----- Data shown

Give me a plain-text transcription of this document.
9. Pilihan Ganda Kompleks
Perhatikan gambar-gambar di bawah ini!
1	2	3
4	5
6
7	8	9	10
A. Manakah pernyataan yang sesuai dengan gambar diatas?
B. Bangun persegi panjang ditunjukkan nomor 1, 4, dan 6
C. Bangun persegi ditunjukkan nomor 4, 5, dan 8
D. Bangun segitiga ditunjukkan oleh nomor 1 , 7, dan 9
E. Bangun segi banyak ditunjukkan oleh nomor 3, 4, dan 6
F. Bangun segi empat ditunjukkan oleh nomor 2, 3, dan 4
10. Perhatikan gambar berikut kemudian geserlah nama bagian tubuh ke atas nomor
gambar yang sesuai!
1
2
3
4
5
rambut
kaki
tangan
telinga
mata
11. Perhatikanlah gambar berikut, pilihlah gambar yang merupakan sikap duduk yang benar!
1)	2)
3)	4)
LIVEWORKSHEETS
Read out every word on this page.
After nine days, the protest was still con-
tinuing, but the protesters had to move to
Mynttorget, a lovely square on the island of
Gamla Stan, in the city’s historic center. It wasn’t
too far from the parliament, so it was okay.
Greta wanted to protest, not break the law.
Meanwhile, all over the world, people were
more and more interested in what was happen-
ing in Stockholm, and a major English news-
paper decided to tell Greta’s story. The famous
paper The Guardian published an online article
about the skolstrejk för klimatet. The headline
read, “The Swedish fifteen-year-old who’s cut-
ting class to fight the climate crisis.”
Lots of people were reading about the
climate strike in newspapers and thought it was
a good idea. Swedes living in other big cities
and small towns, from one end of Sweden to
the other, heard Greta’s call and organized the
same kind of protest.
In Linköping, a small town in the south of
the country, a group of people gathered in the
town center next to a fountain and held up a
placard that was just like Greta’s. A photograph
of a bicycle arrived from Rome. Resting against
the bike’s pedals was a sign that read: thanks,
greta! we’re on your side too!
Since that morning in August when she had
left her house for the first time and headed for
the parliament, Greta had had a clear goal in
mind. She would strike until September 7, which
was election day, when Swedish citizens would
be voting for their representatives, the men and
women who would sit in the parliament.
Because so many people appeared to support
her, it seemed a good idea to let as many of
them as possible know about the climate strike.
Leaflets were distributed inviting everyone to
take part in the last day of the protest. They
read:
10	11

----------

_Task instructions_
Report only the number of lines in the records that include the word "ditunjukkan".

_Finished answer_
5